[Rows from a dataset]
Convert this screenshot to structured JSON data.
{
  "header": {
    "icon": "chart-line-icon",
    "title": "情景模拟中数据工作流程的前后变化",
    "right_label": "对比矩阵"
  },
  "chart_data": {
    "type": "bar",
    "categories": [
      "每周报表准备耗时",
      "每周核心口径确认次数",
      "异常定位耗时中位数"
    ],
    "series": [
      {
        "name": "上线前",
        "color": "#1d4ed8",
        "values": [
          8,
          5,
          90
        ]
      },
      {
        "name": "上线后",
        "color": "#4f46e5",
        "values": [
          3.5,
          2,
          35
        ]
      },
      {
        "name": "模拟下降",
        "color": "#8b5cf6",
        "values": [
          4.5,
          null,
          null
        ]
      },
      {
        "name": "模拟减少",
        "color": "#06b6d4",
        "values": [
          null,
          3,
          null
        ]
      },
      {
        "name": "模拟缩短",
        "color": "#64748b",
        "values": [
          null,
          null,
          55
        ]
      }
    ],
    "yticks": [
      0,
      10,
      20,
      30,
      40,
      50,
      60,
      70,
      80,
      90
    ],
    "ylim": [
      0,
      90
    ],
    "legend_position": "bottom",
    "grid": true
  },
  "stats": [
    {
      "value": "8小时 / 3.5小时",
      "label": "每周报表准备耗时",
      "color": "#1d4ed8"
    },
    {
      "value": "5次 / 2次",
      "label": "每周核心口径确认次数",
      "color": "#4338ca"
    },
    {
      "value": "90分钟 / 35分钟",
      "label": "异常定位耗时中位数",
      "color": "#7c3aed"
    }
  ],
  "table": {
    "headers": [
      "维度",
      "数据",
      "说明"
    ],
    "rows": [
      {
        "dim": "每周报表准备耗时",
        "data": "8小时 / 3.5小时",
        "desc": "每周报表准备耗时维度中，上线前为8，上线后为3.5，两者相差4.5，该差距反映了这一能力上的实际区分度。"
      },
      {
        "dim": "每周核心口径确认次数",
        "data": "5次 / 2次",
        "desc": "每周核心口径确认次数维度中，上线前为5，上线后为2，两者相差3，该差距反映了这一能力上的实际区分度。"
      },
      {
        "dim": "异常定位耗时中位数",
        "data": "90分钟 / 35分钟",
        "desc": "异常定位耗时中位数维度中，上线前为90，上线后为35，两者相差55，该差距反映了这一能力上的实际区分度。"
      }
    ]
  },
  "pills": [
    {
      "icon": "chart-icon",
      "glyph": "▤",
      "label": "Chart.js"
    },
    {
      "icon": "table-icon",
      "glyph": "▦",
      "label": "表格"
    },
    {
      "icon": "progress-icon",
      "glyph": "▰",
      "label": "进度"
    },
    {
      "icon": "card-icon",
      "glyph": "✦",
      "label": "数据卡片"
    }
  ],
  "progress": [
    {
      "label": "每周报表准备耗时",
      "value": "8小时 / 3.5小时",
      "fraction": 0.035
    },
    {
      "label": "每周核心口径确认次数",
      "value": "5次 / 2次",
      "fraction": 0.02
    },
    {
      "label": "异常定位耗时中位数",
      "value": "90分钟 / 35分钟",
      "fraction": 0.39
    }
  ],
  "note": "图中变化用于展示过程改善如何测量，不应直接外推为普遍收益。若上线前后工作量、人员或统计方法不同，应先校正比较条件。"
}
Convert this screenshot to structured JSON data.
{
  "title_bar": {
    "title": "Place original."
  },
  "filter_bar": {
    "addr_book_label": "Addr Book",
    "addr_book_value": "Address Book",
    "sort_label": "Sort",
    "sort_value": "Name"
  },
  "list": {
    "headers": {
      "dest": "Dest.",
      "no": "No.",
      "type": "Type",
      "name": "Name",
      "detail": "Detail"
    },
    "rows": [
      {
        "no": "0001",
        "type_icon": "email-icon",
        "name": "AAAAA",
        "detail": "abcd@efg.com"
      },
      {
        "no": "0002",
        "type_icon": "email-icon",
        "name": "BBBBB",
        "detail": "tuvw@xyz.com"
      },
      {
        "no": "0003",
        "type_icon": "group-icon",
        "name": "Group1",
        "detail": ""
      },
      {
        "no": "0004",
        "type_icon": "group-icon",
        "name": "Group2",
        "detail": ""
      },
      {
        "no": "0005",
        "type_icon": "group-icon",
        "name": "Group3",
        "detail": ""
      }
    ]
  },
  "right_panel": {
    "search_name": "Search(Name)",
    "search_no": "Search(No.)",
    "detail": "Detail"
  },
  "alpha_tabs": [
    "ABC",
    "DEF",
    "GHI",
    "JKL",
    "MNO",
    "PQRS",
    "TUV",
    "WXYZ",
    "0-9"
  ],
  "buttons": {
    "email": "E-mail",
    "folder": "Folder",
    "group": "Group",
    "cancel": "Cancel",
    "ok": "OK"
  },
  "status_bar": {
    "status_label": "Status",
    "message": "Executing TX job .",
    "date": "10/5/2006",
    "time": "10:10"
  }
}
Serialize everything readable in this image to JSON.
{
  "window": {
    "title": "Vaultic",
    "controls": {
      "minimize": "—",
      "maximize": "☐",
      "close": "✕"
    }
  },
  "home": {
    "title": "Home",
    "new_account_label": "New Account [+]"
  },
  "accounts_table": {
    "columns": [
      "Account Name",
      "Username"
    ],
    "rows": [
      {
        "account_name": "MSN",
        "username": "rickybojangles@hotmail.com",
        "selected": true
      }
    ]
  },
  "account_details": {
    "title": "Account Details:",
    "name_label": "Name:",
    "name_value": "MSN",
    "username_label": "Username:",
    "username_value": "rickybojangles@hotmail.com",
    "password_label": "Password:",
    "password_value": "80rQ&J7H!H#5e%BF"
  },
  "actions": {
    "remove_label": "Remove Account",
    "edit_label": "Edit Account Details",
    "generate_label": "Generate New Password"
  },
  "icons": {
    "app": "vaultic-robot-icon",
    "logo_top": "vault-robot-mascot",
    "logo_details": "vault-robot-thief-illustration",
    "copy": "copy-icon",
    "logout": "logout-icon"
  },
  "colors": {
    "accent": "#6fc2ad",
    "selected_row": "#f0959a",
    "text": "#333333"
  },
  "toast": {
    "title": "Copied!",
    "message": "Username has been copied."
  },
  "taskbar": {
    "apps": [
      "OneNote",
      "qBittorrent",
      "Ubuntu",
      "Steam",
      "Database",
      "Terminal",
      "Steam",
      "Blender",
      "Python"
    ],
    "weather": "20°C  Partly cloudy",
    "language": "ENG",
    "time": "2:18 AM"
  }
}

_Request_
Copy every line of the material, please, keeping it exactly the same.

_Solution to the problem_
Convert this screenshot to structured JSON data.
{
  "header": {
    "icon": "chart-line-icon",
    "title": "情景模拟中数据工作流程的前后变化",
    "right_label": "对比矩阵"
  },
  "chart_data": {
    "type": "bar",
    "categories": [
      "每周报表准备耗时",
      "每周核心口径确认次数",
      "异常定位耗时中位数"
    ],
    "series": [
      {
        "name": "上线前",
        "color": "#1d4ed8",
        "values": [
          8,
          5,
          90
        ]
      },
      {
        "name": "上线后",
        "color": "#4f46e5",
        "values": [
          3.5,
          2,
          35
        ]
      },
      {
        "name": "模拟下降",
        "color": "#8b5cf6",
        "values": [
          4.5,
          null,
          null
        ]
      },
      {
        "name": "模拟减少",
        "color": "#06b6d4",
        "values": [
          null,
          3,
          null
        ]
      },
      {
        "name": "模拟缩短",
        "color": "#64748b",
        "values": [
          null,
          null,
          55
        ]
      }
    ],
    "yticks": [
      0,
      10,
      20,
      30,
      40,
      50,
      60,
      70,
      80,
      90
    ],
    "ylim": [
      0,
      90
    ],
    "legend_position": "bottom",
    "grid": true
  },
  "stats": [
    {
      "value": "8小时 / 3.5小时",
      "label": "每周报表准备耗时",
      "color": "#1d4ed8"
    },
    {
      "value": "5次 / 2次",
      "label": "每周核心口径确认次数",
      "color": "#4338ca"
    },
    {
      "value": "90分钟 / 35分钟",
      "label": "异常定位耗时中位数",
      "color": "#7c3aed"
    }
  ],
  "table": {
    "headers": [
      "维度",
      "数据",
      "说明"
    ],
    "rows": [
      {
        "dim": "每周报表准备耗时",
        "data": "8小时 / 3.5小时",
        "desc": "每周报表准备耗时维度中，上线前为8，上线后为3.5，两者相差4.5，该差距反映了这一能力上的实际区分度。"
      },
      {
        "dim": "每周核心口径确认次数",
        "data": "5次 / 2次",
        "desc": "每周核心口径确认次数维度中，上线前为5，上线后为2，两者相差3，该差距反映了这一能力上的实际区分度。"
      },
      {
        "dim": "异常定位耗时中位数",
        "data": "90分钟 / 35分钟",
        "desc": "异常定位耗时中位数维度中，上线前为90，上线后为35，两者相差55，该差距反映了这一能力上的实际区分度。"
      }
    ]
  },
  "pills": [
    {
      "icon": "chart-icon",
      "glyph": "▤",
      "label": "Chart.js"
    },
    {
      "icon": "table-icon",
      "glyph": "▦",
      "label": "表格"
    },
    {
      "icon": "progress-icon",
      "glyph": "▰",
      "label": "进度"
    },
    {
      "icon": "card-icon",
      "glyph": "✦",
      "label": "数据卡片"
    }
  ],
  "progress": [
    {
      "label": "每周报表准备耗时",
      "value": "8小时 / 3.5小时",
      "fraction": 0.035
    },
    {
      "label": "每周核心口径确认次数",
      "value": "5次 / 2次",
      "fraction": 0.02
    },
    {
      "label": "异常定位耗时中位数",
      "value": "90分钟 / 35分钟",
      "fraction": 0.39
    }
  ],
  "note": "图中变化用于展示过程改善如何测量，不应直接外推为普遍收益。若上线前后工作量、人员或统计方法不同，应先校正比较条件。"
}
Convert this screenshot to structured JSON data.
{
  "title_bar": {
    "title": "Place original."
  },
  "filter_bar": {
    "addr_book_label": "Addr Book",
    "addr_book_value": "Address Book",
    "sort_label": "Sort",
    "sort_value": "Name"
  },
  "list": {
    "headers": {
      "dest": "Dest.",
      "no": "No.",
      "type": "Type",
      "name": "Name",
      "detail": "Detail"
    },
    "rows": [
      {
        "no": "0001",
        "type_icon": "email-icon",
        "name": "AAAAA",
        "detail": "abcd@efg.com"
      },
      {
        "no": "0002",
        "type_icon": "email-icon",
        "name": "BBBBB",
        "detail": "tuvw@xyz.com"
      },
      {
        "no": "0003",
        "type_icon": "group-icon",
        "name": "Group1",
        "detail": ""
      },
      {
        "no": "0004",
        "type_icon": "group-icon",
        "name": "Group2",
        "detail": ""
      },
      {
        "no": "0005",
        "type_icon": "group-icon",
        "name": "Group3",
        "detail": ""
      }
    ]
  },
  "right_panel": {
    "search_name": "Search(Name)",
    "search_no": "Search(No.)",
    "detail": "Detail"
  },
  "alpha_tabs": [
    "ABC",
    "DEF",
    "GHI",
    "JKL",
    "MNO",
    "PQRS",
    "TUV",
    "WXYZ",
    "0-9"
  ],
  "buttons": {
    "email": "E-mail",
    "folder": "Folder",
    "group": "Group",
    "cancel": "Cancel",
    "ok": "OK"
  },
  "status_bar": {
    "status_label": "Status",
    "message": "Executing TX job .",
    "date": "10/5/2006",
    "time": "10:10"
  }
}
Serialize everything readable in this image to JSON.
{
  "window": {
    "title": "Vaultic",
    "controls": {
      "minimize": "—",
      "maximize": "☐",
      "close": "✕"
    }
  },
  "home": {
    "title": "Home",
    "new_account_label": "New Account [+]"
  },
  "accounts_table": {
    "columns": [
      "Account Name",
      "Username"
    ],
    "rows": [
      {
        "account_name": "MSN",
        "username": "rickybojangles@hotmail.com",
        "selected": true
      }
    ]
  },
  "account_details": {
    "title": "Account Details:",
    "name_label": "Name:",
    "name_value": "MSN",
    "username_label": "Username:",
    "username_value": "rickybojangles@hotmail.com",
    "password_label": "Password:",
    "password_value": "80rQ&J7H!H#5e%BF"
  },
  "actions": {
    "remove_label": "Remove Account",
    "edit_label": "Edit Account Details",
    "generate_label": "Generate New Password"
  },
  "icons": {
    "app": "vaultic-robot-icon",
    "logo_top": "vault-robot-mascot",
    "logo_details": "vault-robot-thief-illustration",
    "copy": "copy-icon",
    "logout": "logout-icon"
  },
  "colors": {
    "accent": "#6fc2ad",
    "selected_row": "#f0959a",
    "text": "#333333"
  },
  "toast": {
    "title": "Copied!",
    "message": "Username has been copied."
  },
  "taskbar": {
    "apps": [
      "OneNote",
      "qBittorrent",
      "Ubuntu",
      "Steam",
      "Database",
      "Terminal",
      "Steam",
      "Blender",
      "Python"
    ],
    "weather": "20°C  Partly cloudy",
    "language": "ENG",
    "time": "2:18 AM"
  }
}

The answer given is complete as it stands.